** To do **
Give all of the lines again exactly as they read.

-- START --

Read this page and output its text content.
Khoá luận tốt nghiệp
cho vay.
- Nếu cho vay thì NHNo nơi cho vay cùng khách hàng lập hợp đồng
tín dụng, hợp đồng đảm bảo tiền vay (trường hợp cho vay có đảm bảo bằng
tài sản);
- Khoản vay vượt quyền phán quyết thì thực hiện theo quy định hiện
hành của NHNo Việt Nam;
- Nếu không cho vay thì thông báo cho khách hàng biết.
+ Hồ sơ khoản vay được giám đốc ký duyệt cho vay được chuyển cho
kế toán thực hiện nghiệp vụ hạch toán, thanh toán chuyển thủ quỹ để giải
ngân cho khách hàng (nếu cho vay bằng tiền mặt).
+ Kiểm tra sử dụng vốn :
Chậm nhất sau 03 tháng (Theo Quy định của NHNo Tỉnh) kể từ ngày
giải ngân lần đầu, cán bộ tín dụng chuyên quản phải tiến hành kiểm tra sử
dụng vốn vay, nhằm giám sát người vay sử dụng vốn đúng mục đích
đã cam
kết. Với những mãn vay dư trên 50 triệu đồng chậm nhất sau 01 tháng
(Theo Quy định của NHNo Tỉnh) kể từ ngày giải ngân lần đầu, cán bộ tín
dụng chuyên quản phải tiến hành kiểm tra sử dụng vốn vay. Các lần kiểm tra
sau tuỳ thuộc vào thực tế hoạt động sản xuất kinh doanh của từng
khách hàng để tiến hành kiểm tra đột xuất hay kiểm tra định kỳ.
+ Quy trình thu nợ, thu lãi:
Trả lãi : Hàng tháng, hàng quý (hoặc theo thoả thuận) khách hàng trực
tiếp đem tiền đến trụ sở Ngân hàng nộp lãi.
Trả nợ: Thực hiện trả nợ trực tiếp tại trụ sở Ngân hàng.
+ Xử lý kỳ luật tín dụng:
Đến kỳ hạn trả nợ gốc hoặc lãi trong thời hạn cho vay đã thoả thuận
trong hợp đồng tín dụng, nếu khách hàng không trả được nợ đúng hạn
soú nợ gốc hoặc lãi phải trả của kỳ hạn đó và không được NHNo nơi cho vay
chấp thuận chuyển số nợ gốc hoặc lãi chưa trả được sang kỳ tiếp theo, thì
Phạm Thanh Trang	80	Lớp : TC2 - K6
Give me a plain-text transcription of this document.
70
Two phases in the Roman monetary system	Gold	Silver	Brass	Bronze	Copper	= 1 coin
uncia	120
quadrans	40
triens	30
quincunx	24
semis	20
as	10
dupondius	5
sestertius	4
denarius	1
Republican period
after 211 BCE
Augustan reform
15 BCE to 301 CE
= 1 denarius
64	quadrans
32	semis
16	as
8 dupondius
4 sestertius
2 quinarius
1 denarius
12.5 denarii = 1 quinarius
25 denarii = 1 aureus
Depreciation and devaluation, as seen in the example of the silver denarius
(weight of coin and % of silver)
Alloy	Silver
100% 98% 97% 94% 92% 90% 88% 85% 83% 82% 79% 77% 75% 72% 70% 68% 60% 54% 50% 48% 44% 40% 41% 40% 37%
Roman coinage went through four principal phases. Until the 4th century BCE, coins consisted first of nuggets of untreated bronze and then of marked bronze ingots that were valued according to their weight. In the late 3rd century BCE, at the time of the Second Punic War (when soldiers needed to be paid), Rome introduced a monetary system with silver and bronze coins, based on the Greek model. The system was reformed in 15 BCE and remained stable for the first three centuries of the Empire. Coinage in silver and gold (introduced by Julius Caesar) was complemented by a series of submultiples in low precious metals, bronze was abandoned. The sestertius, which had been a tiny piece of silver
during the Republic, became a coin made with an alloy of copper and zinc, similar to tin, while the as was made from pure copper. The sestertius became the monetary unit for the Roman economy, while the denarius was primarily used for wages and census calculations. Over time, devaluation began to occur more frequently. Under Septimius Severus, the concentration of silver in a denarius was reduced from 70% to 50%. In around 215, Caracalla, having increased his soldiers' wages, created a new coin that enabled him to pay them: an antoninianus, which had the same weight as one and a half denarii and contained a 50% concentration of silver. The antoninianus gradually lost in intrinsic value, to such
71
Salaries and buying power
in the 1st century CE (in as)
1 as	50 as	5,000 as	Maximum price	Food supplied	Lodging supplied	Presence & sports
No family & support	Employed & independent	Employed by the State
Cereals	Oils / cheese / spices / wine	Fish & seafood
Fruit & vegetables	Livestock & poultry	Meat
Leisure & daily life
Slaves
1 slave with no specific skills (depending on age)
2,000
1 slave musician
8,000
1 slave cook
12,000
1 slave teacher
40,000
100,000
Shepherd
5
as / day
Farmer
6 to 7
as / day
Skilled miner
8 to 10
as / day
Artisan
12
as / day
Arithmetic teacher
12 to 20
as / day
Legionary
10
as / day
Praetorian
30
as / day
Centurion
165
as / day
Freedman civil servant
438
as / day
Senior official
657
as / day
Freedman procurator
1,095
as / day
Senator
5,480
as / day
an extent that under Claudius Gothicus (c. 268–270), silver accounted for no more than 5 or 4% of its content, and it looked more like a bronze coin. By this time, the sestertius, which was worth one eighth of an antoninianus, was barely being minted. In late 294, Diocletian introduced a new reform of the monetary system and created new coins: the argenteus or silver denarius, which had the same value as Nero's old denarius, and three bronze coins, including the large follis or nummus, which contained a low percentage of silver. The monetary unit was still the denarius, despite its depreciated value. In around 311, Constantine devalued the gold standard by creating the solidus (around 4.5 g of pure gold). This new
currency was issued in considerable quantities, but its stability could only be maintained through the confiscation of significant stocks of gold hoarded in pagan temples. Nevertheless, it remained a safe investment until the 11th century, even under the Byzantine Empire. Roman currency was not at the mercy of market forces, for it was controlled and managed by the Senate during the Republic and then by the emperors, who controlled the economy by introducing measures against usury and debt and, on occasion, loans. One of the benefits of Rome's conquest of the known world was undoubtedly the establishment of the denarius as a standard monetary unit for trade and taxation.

-- END --

** Answer to this problem **
Read this page and output its text content.
Khoá luận tốt nghiệp
cho vay.
- Nếu cho vay thì NHNo nơi cho vay cùng khách hàng lập hợp đồng
tín dụng, hợp đồng đảm bảo tiền vay (trường hợp cho vay có đảm bảo bằng
tài sản);
- Khoản vay vượt quyền phán quyết thì thực hiện theo quy định hiện
hành của NHNo Việt Nam;
- Nếu không cho vay thì thông báo cho khách hàng biết.
+ Hồ sơ khoản vay được giám đốc ký duyệt cho vay được chuyển cho
kế toán thực hiện nghiệp vụ hạch toán, thanh toán chuyển thủ quỹ để giải
ngân cho khách hàng (nếu cho vay bằng tiền mặt).
+ Kiểm tra sử dụng vốn :
Chậm nhất sau 03 tháng (Theo Quy định của NHNo Tỉnh) kể từ ngày
giải ngân lần đầu, cán bộ tín dụng chuyên quản phải tiến hành kiểm tra sử
dụng vốn vay, nhằm giám sát người vay sử dụng vốn đúng mục đích
đã cam
kết. Với những mãn vay dư trên 50 triệu đồng chậm nhất sau 01 tháng
(Theo Quy định của NHNo Tỉnh) kể từ ngày giải ngân lần đầu, cán bộ tín
dụng chuyên quản phải tiến hành kiểm tra sử dụng vốn vay. Các lần kiểm tra
sau tuỳ thuộc vào thực tế hoạt động sản xuất kinh doanh của từng
khách hàng để tiến hành kiểm tra đột xuất hay kiểm tra định kỳ.
+ Quy trình thu nợ, thu lãi:
Trả lãi : Hàng tháng, hàng quý (hoặc theo thoả thuận) khách hàng trực
tiếp đem tiền đến trụ sở Ngân hàng nộp lãi.
Trả nợ: Thực hiện trả nợ trực tiếp tại trụ sở Ngân hàng.
+ Xử lý kỳ luật tín dụng:
Đến kỳ hạn trả nợ gốc hoặc lãi trong thời hạn cho vay đã thoả thuận
trong hợp đồng tín dụng, nếu khách hàng không trả được nợ đúng hạn
soú nợ gốc hoặc lãi phải trả của kỳ hạn đó và không được NHNo nơi cho vay
chấp thuận chuyển số nợ gốc hoặc lãi chưa trả được sang kỳ tiếp theo, thì
Phạm Thanh Trang	80	Lớp : TC2 - K6
Give me a plain-text transcription of this document.
70
Two phases in the Roman monetary system	Gold	Silver	Brass	Bronze	Copper	= 1 coin
uncia	120
quadrans	40
triens	30
quincunx	24
semis	20
as	10
dupondius	5
sestertius	4
denarius	1
Republican period
after 211 BCE
Augustan reform
15 BCE to 301 CE
= 1 denarius
64	quadrans
32	semis
16	as
8 dupondius
4 sestertius
2 quinarius
1 denarius
12.5 denarii = 1 quinarius
25 denarii = 1 aureus
Depreciation and devaluation, as seen in the example of the silver denarius
(weight of coin and % of silver)
Alloy	Silver
100% 98% 97% 94% 92% 90% 88% 85% 83% 82% 79% 77% 75% 72% 70% 68% 60% 54% 50% 48% 44% 40% 41% 40% 37%
Roman coinage went through four principal phases. Until the 4th century BCE, coins consisted first of nuggets of untreated bronze and then of marked bronze ingots that were valued according to their weight. In the late 3rd century BCE, at the time of the Second Punic War (when soldiers needed to be paid), Rome introduced a monetary system with silver and bronze coins, based on the Greek model. The system was reformed in 15 BCE and remained stable for the first three centuries of the Empire. Coinage in silver and gold (introduced by Julius Caesar) was complemented by a series of submultiples in low precious metals, bronze was abandoned. The sestertius, which had been a tiny piece of silver
during the Republic, became a coin made with an alloy of copper and zinc, similar to tin, while the as was made from pure copper. The sestertius became the monetary unit for the Roman economy, while the denarius was primarily used for wages and census calculations. Over time, devaluation began to occur more frequently. Under Septimius Severus, the concentration of silver in a denarius was reduced from 70% to 50%. In around 215, Caracalla, having increased his soldiers' wages, created a new coin that enabled him to pay them: an antoninianus, which had the same weight as one and a half denarii and contained a 50% concentration of silver. The antoninianus gradually lost in intrinsic value, to such
71
Salaries and buying power
in the 1st century CE (in as)
1 as	50 as	5,000 as	Maximum price	Food supplied	Lodging supplied	Presence & sports
No family & support	Employed & independent	Employed by the State
Cereals	Oils / cheese / spices / wine	Fish & seafood
Fruit & vegetables	Livestock & poultry	Meat
Leisure & daily life
Slaves
1 slave with no specific skills (depending on age)
2,000
1 slave musician
8,000
1 slave cook
12,000
1 slave teacher
40,000
100,000
Shepherd
5
as / day
Farmer
6 to 7
as / day
Skilled miner
8 to 10
as / day
Artisan
12
as / day
Arithmetic teacher
12 to 20
as / day
Legionary
10
as / day
Praetorian
30
as / day
Centurion
165
as / day
Freedman civil servant
438
as / day
Senior official
657
as / day
Freedman procurator
1,095
as / day
Senator
5,480
as / day
an extent that under Claudius Gothicus (c. 268–270), silver accounted for no more than 5 or 4% of its content, and it looked more like a bronze coin. By this time, the sestertius, which was worth one eighth of an antoninianus, was barely being minted. In late 294, Diocletian introduced a new reform of the monetary system and created new coins: the argenteus or silver denarius, which had the same value as Nero's old denarius, and three bronze coins, including the large follis or nummus, which contained a low percentage of silver. The monetary unit was still the denarius, despite its depreciated value. In around 311, Constantine devalued the gold standard by creating the solidus (around 4.5 g of pure gold). This new
currency was issued in considerable quantities, but its stability could only be maintained through the confiscation of significant stocks of gold hoarded in pagan temples. Nevertheless, it remained a safe investment until the 11th century, even under the Byzantine Empire. Roman currency was not at the mercy of market forces, for it was controlled and managed by the Senate during the Republic and then by the emperors, who controlled the economy by introducing measures against usury and debt and, on occasion, loans. One of the benefits of Rome's conquest of the known world was undoubtedly the establishment of the denarius as a standard monetary unit for trade and taxation.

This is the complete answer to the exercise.